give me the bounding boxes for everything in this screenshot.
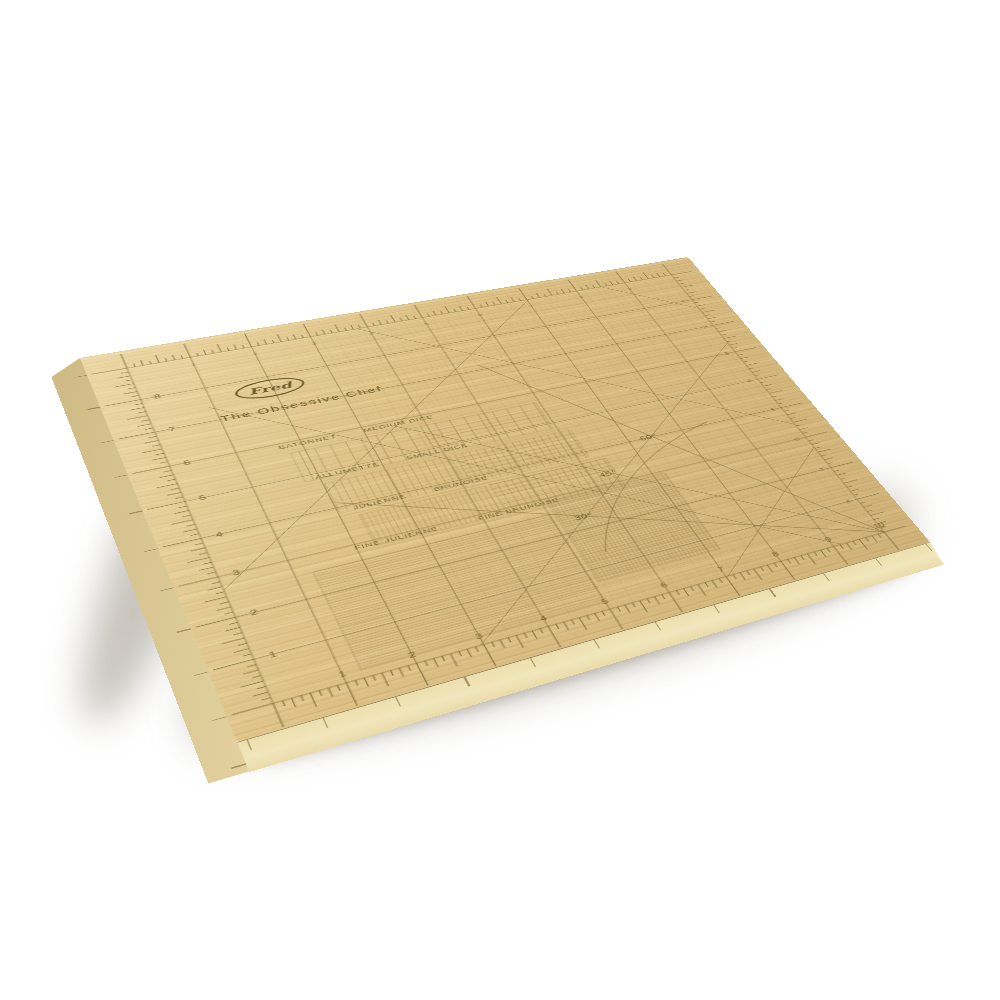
tick-top [662,264,671,275]
tick-left [247,665,256,667]
tick-bottom [442,656,445,661]
tick-bottom [382,673,389,686]
tick-top [547,289,552,296]
tick-right [818,449,831,452]
tick-left [187,524,195,526]
tick-right [694,302,699,303]
tick-top [335,325,339,332]
tick-top [322,329,325,334]
tick-top [441,311,443,314]
tick-left [171,488,179,490]
tick-bottom [733,574,736,578]
tick-right [676,280,684,281]
tick-bottom [579,618,587,630]
tick-left [196,617,236,627]
tick-top [586,285,589,289]
tick-top [467,307,469,310]
tick-right [729,344,737,346]
tick-left [216,607,231,611]
tick-right [799,428,807,430]
cutting-board: 123456789101234567812345678123456789 Fre… [46,257,947,784]
tick-bottom [617,607,620,612]
tick-bottom [467,649,472,657]
tick-top [414,305,422,317]
tick-right [857,493,879,499]
tick-left [195,543,203,545]
tick-bottom [884,532,899,550]
tick-right [692,296,712,300]
tick-left [124,392,137,394]
tick-right [766,389,771,390]
tick-top [141,360,143,365]
tick-right [781,403,802,408]
tick-left [188,557,210,562]
tick-top [155,355,159,363]
tick-top [593,285,595,288]
tick-right [809,440,814,441]
tick-bottom [787,559,790,563]
tick-right [752,371,760,373]
ruler-number-left: 4 [214,530,224,539]
tick-bottom [683,588,688,595]
tick-left [131,408,144,410]
tick-top [391,315,395,322]
tick-right [841,478,846,479]
tick-bottom [301,695,303,700]
tick-left [156,484,177,488]
tick-left [167,479,175,481]
tick-right [682,285,694,287]
tick-right [775,399,783,401]
tick-bottom [508,637,511,642]
tick-bottom [532,631,537,639]
tick-bottom [524,633,527,638]
tick-top [643,272,648,278]
tick-right [721,334,726,335]
tick-left [208,587,223,591]
tick-bottom [654,596,659,604]
tick-bottom [662,594,665,599]
tick-bottom [669,592,682,612]
tick-bottom [705,582,708,587]
tick-right [708,317,716,318]
tick-top [485,302,488,306]
tick-bottom [516,635,523,647]
tick-left [167,492,181,495]
tick-bottom [459,651,462,656]
tick-top [454,309,456,312]
tick-right [772,396,777,397]
tick-top [181,355,183,358]
tick-bottom [292,698,296,707]
tick-bottom [571,620,574,625]
tick-left [160,475,174,478]
tick-right [796,425,801,426]
tick-left [252,675,261,677]
tick-right [834,470,839,471]
tick-top [433,311,436,316]
tick-bottom [774,563,777,567]
tick-left [135,404,143,405]
ruler-number-left: 7 [167,425,177,433]
tick-left [222,638,245,644]
tick-top [242,345,244,348]
tick-top [414,316,416,319]
tick-top [610,281,613,285]
tick-right [727,341,732,342]
tick-top [568,289,570,292]
tick-top [351,325,354,330]
tick-top [227,348,229,351]
tick-top [287,337,289,340]
tick-right [884,526,906,532]
tick-right [679,283,684,284]
tick-top [581,287,583,290]
tick-top [386,320,388,323]
tick-bottom [346,683,357,706]
tick-top [605,283,607,286]
tick-top [277,334,281,341]
tick-top [257,342,259,345]
tick-bottom [833,546,847,564]
tick-left [124,380,132,381]
tick-left [179,506,187,508]
tick-top [617,281,619,284]
tick-bottom [640,601,648,613]
tick-top [359,325,361,328]
tick-right [687,292,695,293]
tick-left [199,553,207,555]
ruler-number-left: 3 [231,568,242,577]
tick-right [713,321,734,325]
tick-bottom [632,603,635,608]
tick-right [784,410,789,411]
tick-bottom [328,688,332,697]
tick-bottom [814,552,817,556]
tick-bottom [747,571,750,575]
tick-bottom [408,666,411,671]
tick-left [117,376,130,378]
tick-right [854,494,859,495]
tick-top [134,364,135,367]
tick-left [225,627,240,631]
tick-top [544,294,546,297]
tick-left [216,592,225,594]
tick-bottom [310,693,316,707]
ruler-number-left: 8 [153,393,163,400]
tick-left [138,424,152,427]
tick-bottom [872,536,878,543]
tick-left [207,572,215,574]
tick-bottom [450,654,457,667]
tick-top [596,280,601,287]
tick-top [445,306,450,313]
tick-left [163,470,171,472]
tick-right [874,518,879,519]
tick-right [718,330,726,332]
tick-bottom [740,573,745,580]
ruler-number-top: 1 [190,362,197,367]
tick-left [257,686,266,688]
tick-left [243,670,258,674]
tick-top [184,344,191,358]
tick-right [724,336,737,339]
tick-bottom [556,624,559,629]
tick-top [568,280,577,292]
tick-right [702,310,715,312]
product-photo: 123456789101234567812345678123456789 Fre… [0,0,1000,1000]
tick-top [561,289,564,293]
tick-bottom [364,678,368,687]
tick-left [204,597,226,602]
fine-julienne-stripes [313,514,606,670]
tick-bottom [475,647,478,652]
tick-top [303,324,310,337]
tick-top [640,277,642,280]
tick-top [150,361,151,364]
tick-left [147,501,185,509]
tick-top [217,344,221,352]
tick-right [705,315,710,316]
tick-bottom [840,545,843,549]
tick-right [790,417,795,418]
tick-bottom [712,580,717,587]
tick-right [735,348,756,352]
tick-right [746,363,759,366]
ruler-number-bottom: 1 [336,669,348,680]
tick-bottom [484,644,496,666]
tick-top [400,318,402,321]
tick-top [330,330,332,333]
tick-top [212,350,214,353]
tick-bottom [355,680,358,685]
tick-top [531,296,533,299]
tick-left [131,396,139,397]
ruler-number-left: 6 [182,458,192,466]
tick-top [264,339,267,344]
tick-bottom [610,609,623,629]
tick-top [497,297,502,304]
ruler-number-left: 2 [248,607,259,617]
tick-right [749,368,754,369]
tick-top [373,323,375,326]
tick-left [145,440,159,443]
tick-right [812,443,820,445]
tick-right [671,271,691,274]
tick-left [118,432,155,439]
tick-bottom [282,701,284,707]
tick-top [663,273,665,276]
tick-left [238,643,247,645]
tick-right [821,455,826,456]
tick-bottom [807,554,815,565]
tick-left [141,449,162,453]
tick-top [245,334,252,347]
tick-bottom [594,613,599,621]
tick-right [850,489,858,491]
tick-right [738,354,743,355]
tick-bottom [820,550,825,557]
tick-bottom [853,541,856,545]
tick-right [831,462,852,467]
tick-left [199,567,214,570]
tick-left [145,428,153,430]
tick-right [684,289,689,290]
tick-left [229,622,238,624]
tick-right [806,432,827,437]
tick-bottom [587,615,590,620]
tick-left [225,612,234,614]
tick-top [406,315,409,320]
tick-left [220,602,229,604]
ruler-number-top: 2 [252,351,259,356]
tick-right [815,447,820,448]
tick-bottom [647,599,650,604]
tick-top [121,354,127,368]
tick-top [493,302,495,305]
tick-left [175,497,183,499]
tick-bottom [719,578,722,582]
tick-bottom [827,548,830,552]
tick-right [787,413,795,415]
tick-top [345,328,347,331]
tick-right [755,375,760,376]
tick-right [867,510,872,511]
tick-left [179,577,218,586]
tick-top [197,353,199,356]
tick-right [837,473,845,475]
tick-left [243,654,252,656]
tick-right [732,347,737,348]
tick-right [828,462,833,463]
tick-bottom [760,567,763,571]
tick-top [316,332,318,335]
tick-left [175,511,189,514]
tick-top [234,344,237,349]
tick-top [511,297,514,301]
tick-right [793,419,806,422]
tick-left [191,548,205,551]
tick-right [716,328,721,329]
tick-top [379,320,382,325]
tick-right [860,502,865,503]
tick-bottom [425,661,428,666]
tick-right [689,296,694,297]
tick-left [156,453,164,455]
tick-right [844,480,857,483]
tick-bottom [548,626,561,647]
tick-left [172,520,193,525]
tick-bottom [878,534,881,538]
tick-right [764,384,772,386]
tick-right [700,308,705,309]
tick-right [824,458,832,460]
tick-top [629,279,631,282]
tick-bottom [698,584,706,595]
tick-bottom [625,605,630,613]
tick-top [293,334,296,339]
tick-bottom [676,590,679,595]
tick-bottom [399,668,403,677]
tick-left [160,462,168,464]
tick-left [212,582,221,584]
tick-left [191,534,199,536]
tick-right [743,361,748,362]
tick-right [847,486,852,487]
tick-bottom [726,576,740,595]
tick-bottom [602,611,605,616]
tick-bottom [540,628,543,633]
tick-left [114,384,134,388]
tick-bottom [337,685,340,690]
tick-left [203,562,211,564]
tick-top [467,296,475,308]
tick-right [871,512,884,516]
tick-left [132,466,169,474]
tick-top [165,358,166,361]
tick-right [778,403,783,404]
tick-left [163,538,202,547]
tick-bottom [767,565,772,572]
tick-top [272,340,274,343]
tick-left [152,457,166,460]
tick-left [142,420,150,421]
tick-left [240,681,263,687]
tick-bottom [781,561,795,580]
tick-right [674,277,679,278]
tick-top [172,355,174,360]
tick-top [302,335,304,338]
tick-bottom [794,557,799,564]
tick-top [633,277,636,281]
tick-top [506,300,508,303]
tick-bottom [846,543,851,550]
tick-top [556,292,558,295]
ruler-number-left: 5 [197,493,207,502]
tick-top [652,275,654,278]
tick-bottom [564,622,569,630]
tick-left [213,659,254,670]
tick-top [459,306,462,310]
tick-bottom [492,642,495,647]
tick-left [149,436,157,438]
tick-right [864,505,872,507]
tick-bottom [319,690,322,695]
tick-left [234,633,243,635]
tick-left [128,388,136,389]
tick-left [127,416,147,420]
tick-top [480,305,482,308]
tick-right [761,382,766,383]
tick-right [741,357,749,359]
tick-bottom [273,703,283,727]
tick-right [710,321,715,322]
tick-top [518,288,527,300]
tick-bottom [416,663,428,685]
tick-bottom [801,555,804,559]
tick-bottom [691,586,694,591]
tick-bottom [391,670,394,675]
tick-bottom [754,569,762,580]
tick-left [262,698,271,700]
tick-top [656,273,659,277]
tick-right [758,375,779,379]
tick-bottom [373,675,376,680]
tick-top [427,313,429,316]
tick-left [183,515,191,517]
tick-left [253,692,268,696]
tick-bottom [434,658,438,666]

++++++++

— Instructions to follow —
Return the lines of the listing unchanged, starting at the line that contains "tick-top [662,264,671,275]" and ending at the line that contains "tick-left [171,488,179,490]".

— Full answer —
tick-top [662,264,671,275]
tick-left [247,665,256,667]
tick-bottom [442,656,445,661]
tick-bottom [382,673,389,686]
tick-top [547,289,552,296]
tick-right [818,449,831,452]
tick-left [187,524,195,526]
tick-right [694,302,699,303]
tick-top [335,325,339,332]
tick-top [322,329,325,334]
tick-top [441,311,443,314]
tick-left [171,488,179,490]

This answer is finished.